_EXTRAIT_

**********

Terrorisme islamiste: des Suisses musulmans s’expriment

légende / crédit photo
i
[pas de légende]

Terrorisme islamiste: des Suisses musulmans s’expriment

5 octobre 2001
Nés en Suisse, ils ont choisi de se soumettre aux vérités du Coran
Un changement de vie et de mode de pensée qui les rend particulièrement sensible à la crispation actuelle de l’Occident face à une partie de l’islam. Ne se sentant pas rejetés par leurs compatriotes, ils avouent leur crainte des amalgames en même temps que leur rejet des idées extrémistes. Et insistent sur l’importance de l’enseignement pour bien intégrer le message d’une religion qui leur a donné, disent-ils, réponses et sérénité.

Ils sont Suisses et convertis à l’islam. Récente ou ancienne, leur profession de foi a changé leur vie : plus de viande qui ne soit tuée selon le rite halal, plus d’alcool, voile pour les femmes qui ne serrent plus les mains d’hommes inconnus et prière cinq fois par jour ainsi que jeûne durant le mois du ramadan pour tout le monde. L’islam, littéralement, « soumission à Dieu » leur offre désormais bien plus qu’une religion : une loi, une morale, une culture.

Cette nouvelle manière de concevoir l’existence toute entière n’est pas toujours facile à concilier avec les exigences et les habitudes locales. L’acceptation des familles ou des proches ne va pas toujours de soi. Dans quelle mesure ce cheminement a-t-il été bouleversé par les attentats anti-américains ? Comment vivent-ils les tueries terroristes commises au nom de la foi qu’ils ont embrassée ? « Mal, bien sûr. Ca a été un grand choc », reconnaît Jérôme Michel, président de l’amicale Swiss-Muslim 1421. Fondée l’année dernière, elle accueille déjà une centaine de membres issus surtout du centre islamique de Lausanne, mais également de Neuchâtel ou de Genève.

§Les musulmans, premiers adversaires des fondamentalistes « Il faut juger les gens à partir de la religion, insiste Melissa Favre Hannouti. Pas le contraire. La majorité des Musulmans condamnent comme nous le faisons l’extrémisme sous toutes ses formes. » Convertie avant d’avoir rencontré son mari musulman, « contrairement aux idées reçues », sourit-elle, Melissa porte le voile et a appris l’arabe. « Je ne sens pas vraiment d’hostilité autour de moi depuis ces événements. Je crois qu’une majorité comprend qu’ils sont le fait de petits groupes qui ont complètement dérivé du message originel du Coran. » A ses côtés, Carol Ryser, présidente de l’association des Suissesses musulmanes, renchérit : « Au lendemain d’une émission consacrée à l’islam sur la TSR, j’ai été interpellée dans la rue. On m’a dit que c’était bien d’assumer mes convictions. »

**********

_DONNÉES_
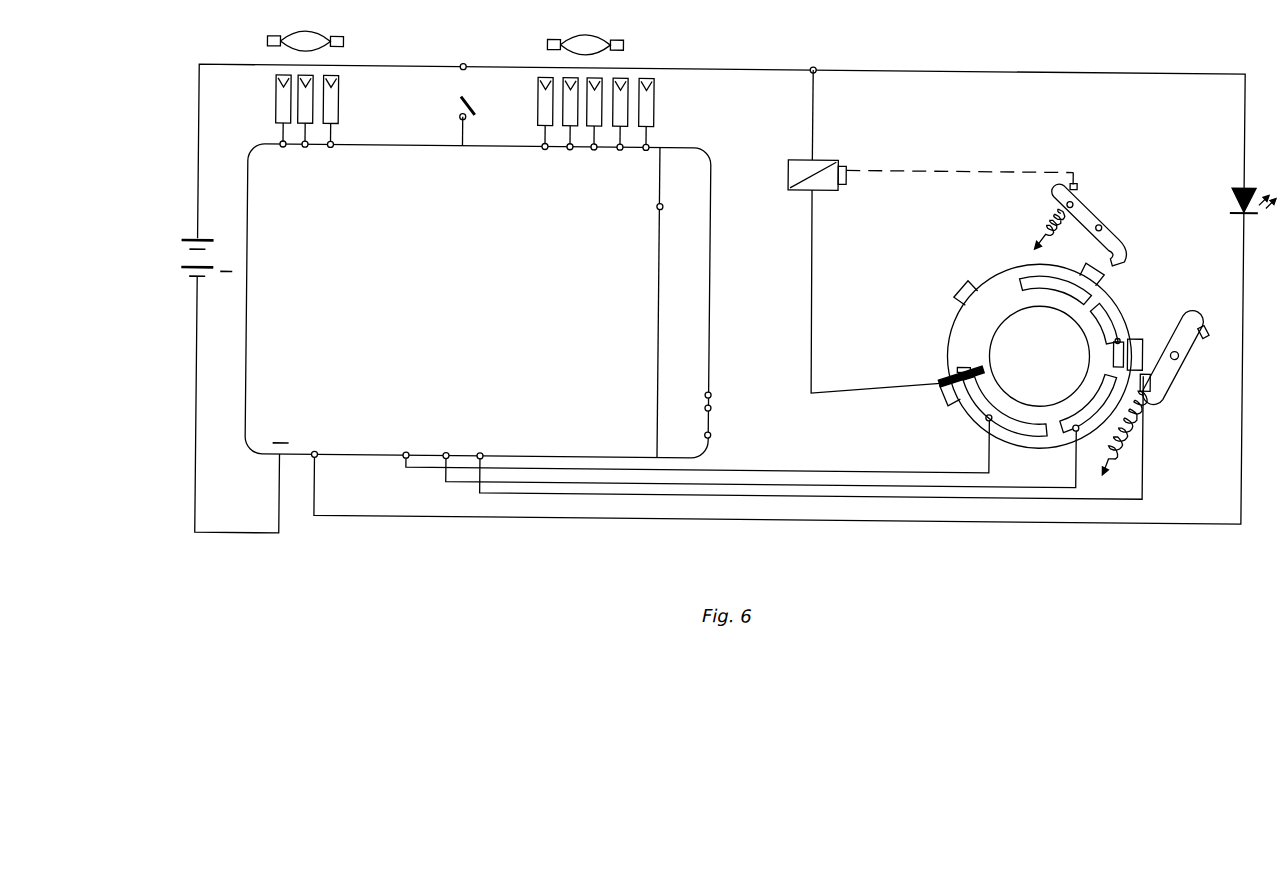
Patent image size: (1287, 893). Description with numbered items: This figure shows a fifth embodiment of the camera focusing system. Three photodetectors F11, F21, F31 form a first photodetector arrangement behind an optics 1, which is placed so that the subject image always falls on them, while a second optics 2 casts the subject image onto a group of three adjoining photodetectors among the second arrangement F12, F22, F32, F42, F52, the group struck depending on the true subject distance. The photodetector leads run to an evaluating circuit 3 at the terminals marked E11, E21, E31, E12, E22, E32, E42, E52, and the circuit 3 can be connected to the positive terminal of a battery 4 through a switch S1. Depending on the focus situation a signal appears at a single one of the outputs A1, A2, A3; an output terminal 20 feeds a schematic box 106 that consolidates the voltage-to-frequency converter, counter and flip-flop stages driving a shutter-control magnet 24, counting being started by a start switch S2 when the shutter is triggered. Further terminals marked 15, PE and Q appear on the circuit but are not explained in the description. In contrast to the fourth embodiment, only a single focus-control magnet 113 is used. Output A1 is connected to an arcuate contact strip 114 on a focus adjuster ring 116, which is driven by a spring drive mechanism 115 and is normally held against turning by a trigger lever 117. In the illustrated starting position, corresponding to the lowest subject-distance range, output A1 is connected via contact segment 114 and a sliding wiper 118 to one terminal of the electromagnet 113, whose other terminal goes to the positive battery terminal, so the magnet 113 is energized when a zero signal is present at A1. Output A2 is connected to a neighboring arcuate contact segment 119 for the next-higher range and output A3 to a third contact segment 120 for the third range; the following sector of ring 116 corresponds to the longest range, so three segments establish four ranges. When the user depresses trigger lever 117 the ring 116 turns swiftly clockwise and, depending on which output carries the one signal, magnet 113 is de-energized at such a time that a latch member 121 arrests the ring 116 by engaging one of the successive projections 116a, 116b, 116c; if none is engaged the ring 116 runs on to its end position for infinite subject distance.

The optics 1 is at (318, 45).
The optics 2 is at (600, 46).
The evaluating circuit 3 is at (264, 303).
The battery 4 is at (232, 257).
The terminal 15 of control unit 15 is at (758, 364).
The output terminal 20 is at (657, 209).
The shutter-control magnet 24 is at (1228, 190).
The schematic box 106 is at (696, 300).
The focus-control magnet 113 is at (831, 168).
The arcuate contact strip 114 is at (988, 418).
The spring drive mechanism 115 is at (1124, 445).
The focus adjuster ring 116 is at (1052, 277).
The projection 116a is at (1101, 280).
The projection 116b is at (963, 279).
The projection 116c is at (946, 397).
The trigger lever 117 is at (1194, 313).
The sliding wiper 118 is at (941, 374).
The arcuate contact segment 119 is at (1104, 401).
The arcuate contact segment 120 is at (1108, 318).
The latch member 121 is at (1129, 240).
The switch S1 is at (456, 106).
The start switch S2 is at (691, 409).
The terminal PE is at (691, 394).
The terminal Q is at (697, 435).
The output A1 is at (691, 442).
The output A2 is at (751, 455).
The output A3 is at (803, 435).
The photodetector F11 is at (280, 86).
The photodetector F21 is at (303, 105).
The photodetector F31 is at (333, 93).
The photodetector F12 is at (542, 87).
The photodetector F22 is at (567, 105).
The photodetector F32 is at (594, 115).
The photodetector F42 is at (620, 103).
The photodetector F52 is at (646, 92).
The terminal E11 is at (275, 155).
The terminal E21 is at (300, 151).
The terminal E31 is at (331, 151).
The terminal E12 is at (541, 151).
The terminal E22 is at (566, 151).
The terminal E32 is at (590, 151).
The terminal E42 is at (617, 151).
The terminal E52 is at (642, 151).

**********

_TÂCHE COURTE 1_
D'après l'extrait, qui préside l'amicale Swiss-Muslim 1421 ?
_TÂCHE COURTE 2_
Recopiez fidèlement le passage de l'extrait qui commence par « 5 octobre 2001 » et se poursuit jusqu'à « réponses et sérénité. ».
Les données forment un matériau indépendant de l'extrait.

_RÉPONSE RÉDIGÉE 1_
Jérôme Michel préside l'amicale Swiss-Muslim 1421.

_RÉPONSE RÉDIGÉE 2_
5 octobre 2001
Nés en Suisse, ils ont choisi de se soumettre aux vérités du Coran
Un changement de vie et de mode de pensée qui les rend particulièrement sensible à la crispation actuelle de l’Occident face à une partie de l’islam. Ne se sentant pas rejetés par leurs compatriotes, ils avouent leur crainte des amalgames en même temps que leur rejet des idées extrémistes. Et insistent sur l’importance de l’enseignement pour bien intégrer le message d’une religion qui leur a donné, disent-ils, réponses et sérénité.